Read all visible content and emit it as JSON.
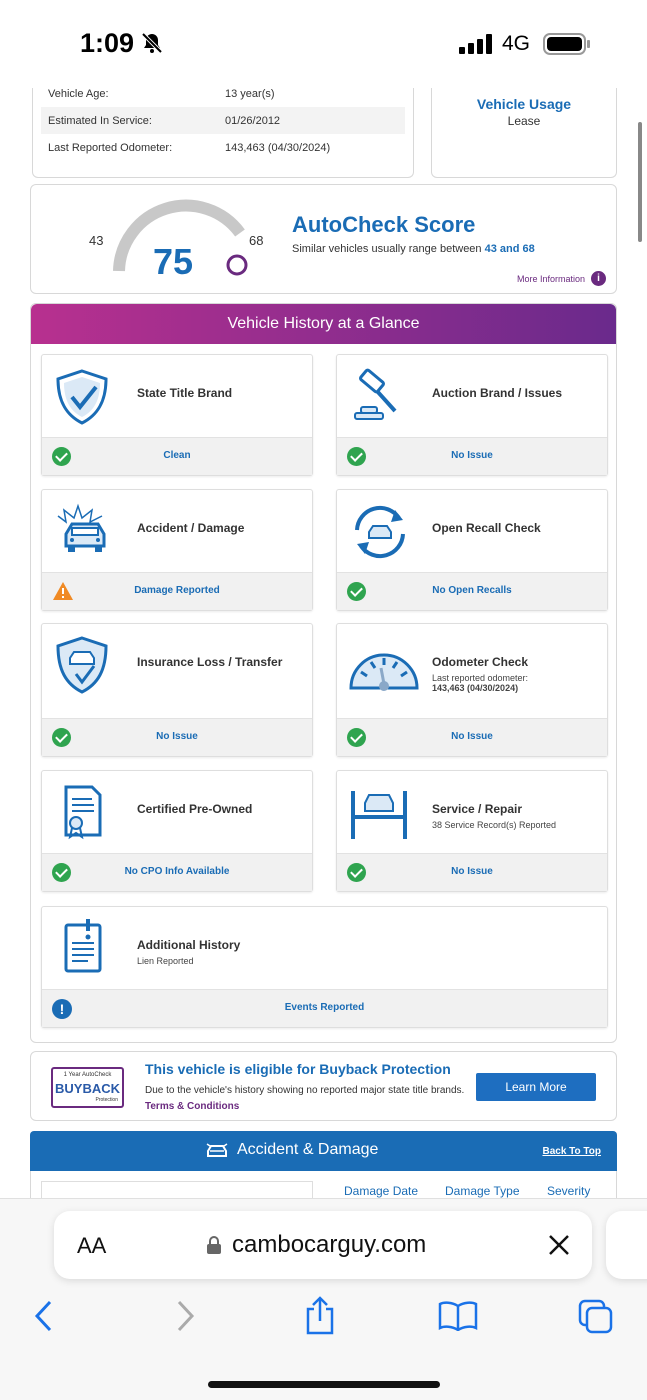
{
  "status_bar": {
    "time": "1:09",
    "network": "4G"
  },
  "vehicle_info": {
    "rows": [
      {
        "label": "Vehicle Age:",
        "value": "13 year(s)"
      },
      {
        "label": "Estimated In Service:",
        "value": "01/26/2012"
      },
      {
        "label": "Last Reported Odometer:",
        "value": "143,463 (04/30/2024)"
      }
    ]
  },
  "usage": {
    "title": "Vehicle Usage",
    "value": "Lease"
  },
  "score": {
    "title": "AutoCheck Score",
    "sub_prefix": "Similar vehicles usually range between",
    "range_text": "43 and 68",
    "min": "43",
    "max": "68",
    "value": "75",
    "more_info": "More Information",
    "info_glyph": "i"
  },
  "glance": {
    "title": "Vehicle History at a Glance",
    "tiles": [
      {
        "title": "State Title Brand",
        "status": "Clean",
        "icon": "shield-check-icon",
        "state": "ok"
      },
      {
        "title": "Auction Brand / Issues",
        "status": "No Issue",
        "icon": "gavel-icon",
        "state": "ok"
      },
      {
        "title": "Accident / Damage",
        "status": "Damage Reported",
        "icon": "car-crash-icon",
        "state": "warn"
      },
      {
        "title": "Open Recall Check",
        "status": "No Open Recalls",
        "icon": "recall-cycle-icon",
        "state": "ok"
      },
      {
        "title": "Insurance Loss / Transfer",
        "status": "No Issue",
        "icon": "car-shield-icon",
        "state": "ok"
      },
      {
        "title": "Odometer Check",
        "sub": "Last reported odometer:",
        "sub2": "143,463 (04/30/2024)",
        "status": "No Issue",
        "icon": "odometer-icon",
        "state": "ok"
      },
      {
        "title": "Certified Pre-Owned",
        "status": "No CPO Info Available",
        "icon": "certificate-icon",
        "state": "ok"
      },
      {
        "title": "Service / Repair",
        "sub": "38 Service Record(s) Reported",
        "status": "No Issue",
        "icon": "car-lift-icon",
        "state": "ok"
      },
      {
        "title": "Additional History",
        "sub": "Lien Reported",
        "status": "Events Reported",
        "icon": "document-alert-icon",
        "state": "info"
      }
    ],
    "info_glyph": "!"
  },
  "buyback": {
    "logo_small": "1 Year AutoCheck",
    "logo_big": "BUYBACK",
    "logo_prot": "Protection",
    "title": "This vehicle is eligible for Buyback Protection",
    "text": "Due to the vehicle's history showing no reported major state title brands.",
    "link": "Terms & Conditions",
    "button": "Learn More"
  },
  "accident": {
    "title": "Accident & Damage",
    "back_to_top": "Back To Top",
    "columns": [
      "Damage Date",
      "Damage Type",
      "Severity"
    ]
  },
  "browser": {
    "aa": "AA",
    "url": "cambocarguy.com"
  },
  "colors": {
    "brand_blue": "#1a6cb5",
    "purple": "#6a2a7f",
    "ok_green": "#2fa44f",
    "warn_orange": "#f08a24"
  }
}
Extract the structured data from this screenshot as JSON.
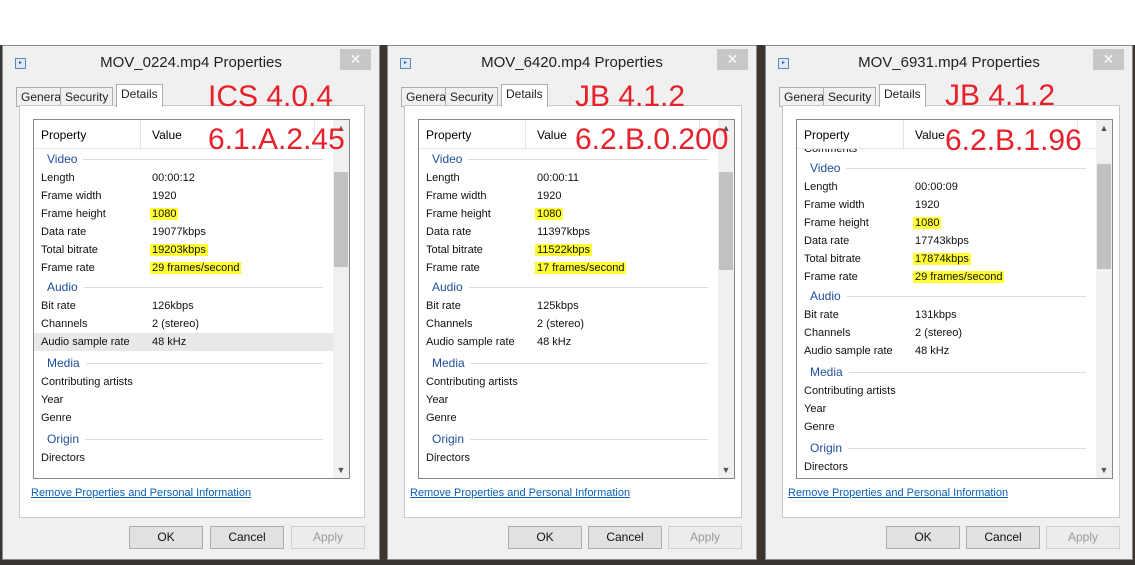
{
  "dialogs": [
    {
      "title": "MOV_0224.mp4 Properties",
      "tabs": [
        "General",
        "Security",
        "Details"
      ],
      "active_tab": "Details",
      "headers": [
        "Property",
        "Value"
      ],
      "annotation": [
        "ICS 4.0.4",
        "6.1.A.2.45"
      ],
      "items": [
        {
          "group": "Video"
        },
        {
          "p": "Length",
          "v": "00:00:12"
        },
        {
          "p": "Frame width",
          "v": "1920"
        },
        {
          "p": "Frame height",
          "v": "1080",
          "highlight": true
        },
        {
          "p": "Data rate",
          "v": "19077kbps"
        },
        {
          "p": "Total bitrate",
          "v": "19203kbps",
          "highlight": true
        },
        {
          "p": "Frame rate",
          "v": "29 frames/second",
          "highlight": true
        },
        {
          "group": "Audio"
        },
        {
          "p": "Bit rate",
          "v": "126kbps"
        },
        {
          "p": "Channels",
          "v": "2 (stereo)"
        },
        {
          "p": "Audio sample rate",
          "v": "48 kHz",
          "selected": true
        },
        {
          "group": "Media"
        },
        {
          "p": "Contributing artists",
          "v": ""
        },
        {
          "p": "Year",
          "v": ""
        },
        {
          "p": "Genre",
          "v": ""
        },
        {
          "group": "Origin"
        },
        {
          "p": "Directors",
          "v": ""
        }
      ],
      "link": "Remove Properties and Personal Information",
      "buttons": {
        "ok": "OK",
        "cancel": "Cancel",
        "apply": "Apply"
      }
    },
    {
      "title": "MOV_6420.mp4 Properties",
      "tabs": [
        "General",
        "Security",
        "Details"
      ],
      "active_tab": "Details",
      "headers": [
        "Property",
        "Value"
      ],
      "annotation": [
        "JB 4.1.2",
        "6.2.B.0.200"
      ],
      "items": [
        {
          "group": "Video"
        },
        {
          "p": "Length",
          "v": "00:00:11"
        },
        {
          "p": "Frame width",
          "v": "1920"
        },
        {
          "p": "Frame height",
          "v": "1080",
          "highlight": true
        },
        {
          "p": "Data rate",
          "v": "11397kbps"
        },
        {
          "p": "Total bitrate",
          "v": "11522kbps",
          "highlight": true
        },
        {
          "p": "Frame rate",
          "v": "17 frames/second",
          "highlight": true
        },
        {
          "group": "Audio"
        },
        {
          "p": "Bit rate",
          "v": "125kbps"
        },
        {
          "p": "Channels",
          "v": "2 (stereo)"
        },
        {
          "p": "Audio sample rate",
          "v": "48 kHz"
        },
        {
          "group": "Media"
        },
        {
          "p": "Contributing artists",
          "v": ""
        },
        {
          "p": "Year",
          "v": ""
        },
        {
          "p": "Genre",
          "v": ""
        },
        {
          "group": "Origin"
        },
        {
          "p": "Directors",
          "v": ""
        }
      ],
      "link": "Remove Properties and Personal Information",
      "buttons": {
        "ok": "OK",
        "cancel": "Cancel",
        "apply": "Apply"
      }
    },
    {
      "title": "MOV_6931.mp4 Properties",
      "tabs": [
        "General",
        "Security",
        "Details"
      ],
      "active_tab": "Details",
      "headers": [
        "Property",
        "Value"
      ],
      "annotation": [
        "JB 4.1.2",
        "6.2.B.1.96"
      ],
      "items": [
        {
          "p": "Comments",
          "v": ""
        },
        {
          "group": "Video"
        },
        {
          "p": "Length",
          "v": "00:00:09"
        },
        {
          "p": "Frame width",
          "v": "1920"
        },
        {
          "p": "Frame height",
          "v": "1080",
          "highlight": true
        },
        {
          "p": "Data rate",
          "v": "17743kbps"
        },
        {
          "p": "Total bitrate",
          "v": "17874kbps",
          "highlight": true
        },
        {
          "p": "Frame rate",
          "v": "29 frames/second",
          "highlight": true
        },
        {
          "group": "Audio"
        },
        {
          "p": "Bit rate",
          "v": "131kbps"
        },
        {
          "p": "Channels",
          "v": "2 (stereo)"
        },
        {
          "p": "Audio sample rate",
          "v": "48 kHz"
        },
        {
          "group": "Media"
        },
        {
          "p": "Contributing artists",
          "v": ""
        },
        {
          "p": "Year",
          "v": ""
        },
        {
          "p": "Genre",
          "v": ""
        },
        {
          "group": "Origin"
        },
        {
          "p": "Directors",
          "v": ""
        }
      ],
      "link": "Remove Properties and Personal Information",
      "buttons": {
        "ok": "OK",
        "cancel": "Cancel",
        "apply": "Apply"
      }
    }
  ],
  "colors": {
    "annotation": "#e8202a",
    "highlight": "#ffff33",
    "link": "#0a5fb4",
    "group_heading": "#1e4e9e"
  },
  "icons": {
    "close": "close-icon",
    "app": "video-file-icon",
    "scroll_up": "chevron-up-icon",
    "scroll_down": "chevron-down-icon"
  }
}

• [WORK INSTRUCTIONS] Go through the listing above and write it all out exactly, leaving out any picture.

• [RESULT FOR THIS TASK]
Read all visible content and emit it as JSON.
{
  "status_bar": {
    "time": "1:09",
    "network": "4G"
  },
  "vehicle_info": {
    "rows": [
      {
        "label": "Vehicle Age:",
        "value": "13 year(s)"
      },
      {
        "label": "Estimated In Service:",
        "value": "01/26/2012"
      },
      {
        "label": "Last Reported Odometer:",
        "value": "143,463 (04/30/2024)"
      }
    ]
  },
  "usage": {
    "title": "Vehicle Usage",
    "value": "Lease"
  },
  "score": {
    "title": "AutoCheck Score",
    "sub_prefix": "Similar vehicles usually range between",
    "range_text": "43 and 68",
    "min": "43",
    "max": "68",
    "value": "75",
    "more_info": "More Information",
    "info_glyph": "i"
  },
  "glance": {
    "title": "Vehicle History at a Glance",
    "tiles": [
      {
        "title": "State Title Brand",
        "status": "Clean",
        "icon": "shield-check-icon",
        "state": "ok"
      },
      {
        "title": "Auction Brand / Issues",
        "status": "No Issue",
        "icon": "gavel-icon",
        "state": "ok"
      },
      {
        "title": "Accident / Damage",
        "status": "Damage Reported",
        "icon": "car-crash-icon",
        "state": "warn"
      },
      {
        "title": "Open Recall Check",
        "status": "No Open Recalls",
        "icon": "recall-cycle-icon",
        "state": "ok"
      },
      {
        "title": "Insurance Loss / Transfer",
        "status": "No Issue",
        "icon": "car-shield-icon",
        "state": "ok"
      },
      {
        "title": "Odometer Check",
        "sub": "Last reported odometer:",
        "sub2": "143,463 (04/30/2024)",
        "status": "No Issue",
        "icon": "odometer-icon",
        "state": "ok"
      },
      {
        "title": "Certified Pre-Owned",
        "status": "No CPO Info Available",
        "icon": "certificate-icon",
        "state": "ok"
      },
      {
        "title": "Service / Repair",
        "sub": "38 Service Record(s) Reported",
        "status": "No Issue",
        "icon": "car-lift-icon",
        "state": "ok"
      },
      {
        "title": "Additional History",
        "sub": "Lien Reported",
        "status": "Events Reported",
        "icon": "document-alert-icon",
        "state": "info"
      }
    ],
    "info_glyph": "!"
  },
  "buyback": {
    "logo_small": "1 Year AutoCheck",
    "logo_big": "BUYBACK",
    "logo_prot": "Protection",
    "title": "This vehicle is eligible for Buyback Protection",
    "text": "Due to the vehicle's history showing no reported major state title brands.",
    "link": "Terms & Conditions",
    "button": "Learn More"
  },
  "accident": {
    "title": "Accident & Damage",
    "back_to_top": "Back To Top",
    "columns": [
      "Damage Date",
      "Damage Type",
      "Severity"
    ]
  },
  "browser": {
    "aa": "AA",
    "url": "cambocarguy.com"
  },
  "colors": {
    "brand_blue": "#1a6cb5",
    "purple": "#6a2a7f",
    "ok_green": "#2fa44f",
    "warn_orange": "#f08a24"
  }
}
Extract the structured data from this screenshot as JSON.
{
  "dialogs": [
    {
      "title": "MOV_0224.mp4 Properties",
      "tabs": [
        "General",
        "Security",
        "Details"
      ],
      "active_tab": "Details",
      "headers": [
        "Property",
        "Value"
      ],
      "annotation": [
        "ICS 4.0.4",
        "6.1.A.2.45"
      ],
      "items": [
        {
          "group": "Video"
        },
        {
          "p": "Length",
          "v": "00:00:12"
        },
        {
          "p": "Frame width",
          "v": "1920"
        },
        {
          "p": "Frame height",
          "v": "1080",
          "highlight": true
        },
        {
          "p": "Data rate",
          "v": "19077kbps"
        },
        {
          "p": "Total bitrate",
          "v": "19203kbps",
          "highlight": true
        },
        {
          "p": "Frame rate",
          "v": "29 frames/second",
          "highlight": true
        },
        {
          "group": "Audio"
        },
        {
          "p": "Bit rate",
          "v": "126kbps"
        },
        {
          "p": "Channels",
          "v": "2 (stereo)"
        },
        {
          "p": "Audio sample rate",
          "v": "48 kHz",
          "selected": true
        },
        {
          "group": "Media"
        },
        {
          "p": "Contributing artists",
          "v": ""
        },
        {
          "p": "Year",
          "v": ""
        },
        {
          "p": "Genre",
          "v": ""
        },
        {
          "group": "Origin"
        },
        {
          "p": "Directors",
          "v": ""
        }
      ],
      "link": "Remove Properties and Personal Information",
      "buttons": {
        "ok": "OK",
        "cancel": "Cancel",
        "apply": "Apply"
      }
    },
    {
      "title": "MOV_6420.mp4 Properties",
      "tabs": [
        "General",
        "Security",
        "Details"
      ],
      "active_tab": "Details",
      "headers": [
        "Property",
        "Value"
      ],
      "annotation": [
        "JB 4.1.2",
        "6.2.B.0.200"
      ],
      "items": [
        {
          "group": "Video"
        },
        {
          "p": "Length",
          "v": "00:00:11"
        },
        {
          "p": "Frame width",
          "v": "1920"
        },
        {
          "p": "Frame height",
          "v": "1080",
          "highlight": true
        },
        {
          "p": "Data rate",
          "v": "11397kbps"
        },
        {
          "p": "Total bitrate",
          "v": "11522kbps",
          "highlight": true
        },
        {
          "p": "Frame rate",
          "v": "17 frames/second",
          "highlight": true
        },
        {
          "group": "Audio"
        },
        {
          "p": "Bit rate",
          "v": "125kbps"
        },
        {
          "p": "Channels",
          "v": "2 (stereo)"
        },
        {
          "p": "Audio sample rate",
          "v": "48 kHz"
        },
        {
          "group": "Media"
        },
        {
          "p": "Contributing artists",
          "v": ""
        },
        {
          "p": "Year",
          "v": ""
        },
        {
          "p": "Genre",
          "v": ""
        },
        {
          "group": "Origin"
        },
        {
          "p": "Directors",
          "v": ""
        }
      ],
      "link": "Remove Properties and Personal Information",
      "buttons": {
        "ok": "OK",
        "cancel": "Cancel",
        "apply": "Apply"
      }
    },
    {
      "title": "MOV_6931.mp4 Properties",
      "tabs": [
        "General",
        "Security",
        "Details"
      ],
      "active_tab": "Details",
      "headers": [
        "Property",
        "Value"
      ],
      "annotation": [
        "JB 4.1.2",
        "6.2.B.1.96"
      ],
      "items": [
        {
          "p": "Comments",
          "v": ""
        },
        {
          "group": "Video"
        },
        {
          "p": "Length",
          "v": "00:00:09"
        },
        {
          "p": "Frame width",
          "v": "1920"
        },
        {
          "p": "Frame height",
          "v": "1080",
          "highlight": true
        },
        {
          "p": "Data rate",
          "v": "17743kbps"
        },
        {
          "p": "Total bitrate",
          "v": "17874kbps",
          "highlight": true
        },
        {
          "p": "Frame rate",
          "v": "29 frames/second",
          "highlight": true
        },
        {
          "group": "Audio"
        },
        {
          "p": "Bit rate",
          "v": "131kbps"
        },
        {
          "p": "Channels",
          "v": "2 (stereo)"
        },
        {
          "p": "Audio sample rate",
          "v": "48 kHz"
        },
        {
          "group": "Media"
        },
        {
          "p": "Contributing artists",
          "v": ""
        },
        {
          "p": "Year",
          "v": ""
        },
        {
          "p": "Genre",
          "v": ""
        },
        {
          "group": "Origin"
        },
        {
          "p": "Directors",
          "v": ""
        }
      ],
      "link": "Remove Properties and Personal Information",
      "buttons": {
        "ok": "OK",
        "cancel": "Cancel",
        "apply": "Apply"
      }
    }
  ],
  "colors": {
    "annotation": "#e8202a",
    "highlight": "#ffff33",
    "link": "#0a5fb4",
    "group_heading": "#1e4e9e"
  },
  "icons": {
    "close": "close-icon",
    "app": "video-file-icon",
    "scroll_up": "chevron-up-icon",
    "scroll_down": "chevron-down-icon"
  }
}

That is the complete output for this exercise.